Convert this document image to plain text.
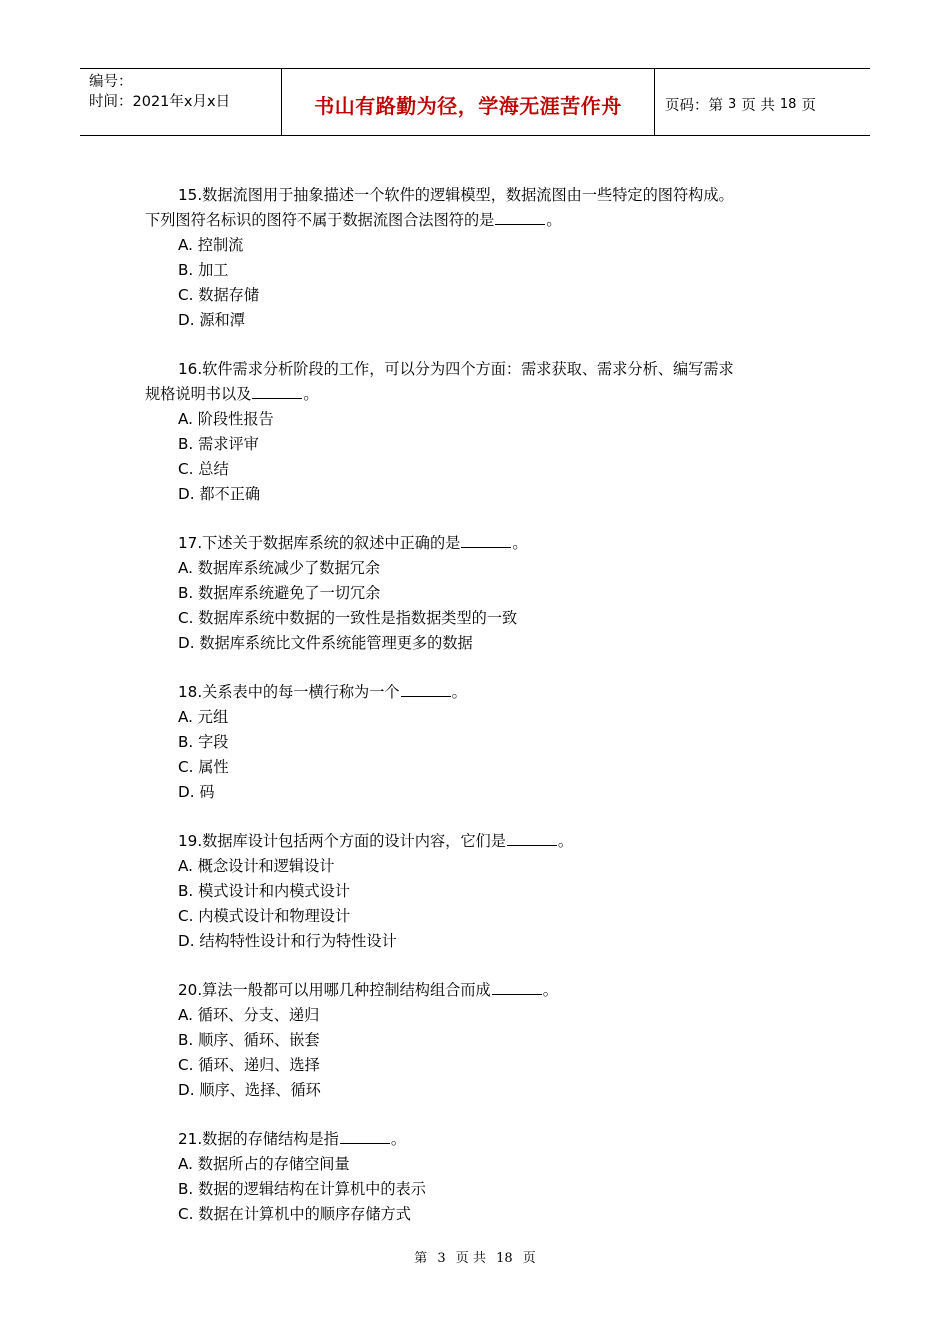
编号：
时间：2021年x月x日	书山有路勤为径，学海无涯苦作舟	页码：第 3 页 共 18 页
15.数据流图用于抽象描述一个软件的逻辑模型，数据流图由一些特定的图符构成。
下列图符名标识的图符不属于数据流图合法图符的是	。
A. 控制流
B. 加工
C. 数据存储
D. 源和潭
16.软件需求分析阶段的工作，可以分为四个方面：需求获取、需求分析、编写需求
规格说明书以及	。
A. 阶段性报告
B. 需求评审
C. 总结
D. 都不正确
17.下述关于数据库系统的叙述中正确的是	。
A. 数据库系统减少了数据冗余
B. 数据库系统避免了一切冗余
C. 数据库系统中数据的一致性是指数据类型的一致
D. 数据库系统比文件系统能管理更多的数据
18.关系表中的每一横行称为一个	。
A. 元组
B. 字段
C. 属性
D. 码
19.数据库设计包括两个方面的设计内容，它们是	。
A. 概念设计和逻辑设计
B. 模式设计和内模式设计
C. 内模式设计和物理设计
D. 结构特性设计和行为特性设计
20.算法一般都可以用哪几种控制结构组合而成	。
A. 循环、分支、递归
B. 顺序、循环、嵌套
C. 循环、递归、选择
D. 顺序、选择、循环
21.数据的存储结构是指	。
A. 数据所占的存储空间量
B. 数据的逻辑结构在计算机中的表示
C. 数据在计算机中的顺序存储方式
第 3 页 共 18 页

• [TASK DETAILS] The records above need to be restated word for word, with the pictures left out.

• [EXERCISE SOLUTION]
Convert this document image to plain text.
编号：
时间：2021年x月x日	书山有路勤为径，学海无涯苦作舟	页码：第 3 页 共 18 页
15.数据流图用于抽象描述一个软件的逻辑模型，数据流图由一些特定的图符构成。
下列图符名标识的图符不属于数据流图合法图符的是	。
A. 控制流
B. 加工
C. 数据存储
D. 源和潭
16.软件需求分析阶段的工作，可以分为四个方面：需求获取、需求分析、编写需求
规格说明书以及	。
A. 阶段性报告
B. 需求评审
C. 总结
D. 都不正确
17.下述关于数据库系统的叙述中正确的是	。
A. 数据库系统减少了数据冗余
B. 数据库系统避免了一切冗余
C. 数据库系统中数据的一致性是指数据类型的一致
D. 数据库系统比文件系统能管理更多的数据
18.关系表中的每一横行称为一个	。
A. 元组
B. 字段
C. 属性
D. 码
19.数据库设计包括两个方面的设计内容，它们是	。
A. 概念设计和逻辑设计
B. 模式设计和内模式设计
C. 内模式设计和物理设计
D. 结构特性设计和行为特性设计
20.算法一般都可以用哪几种控制结构组合而成	。
A. 循环、分支、递归
B. 顺序、循环、嵌套
C. 循环、递归、选择
D. 顺序、选择、循环
21.数据的存储结构是指	。
A. 数据所占的存储空间量
B. 数据的逻辑结构在计算机中的表示
C. 数据在计算机中的顺序存储方式
第 3 页 共 18 页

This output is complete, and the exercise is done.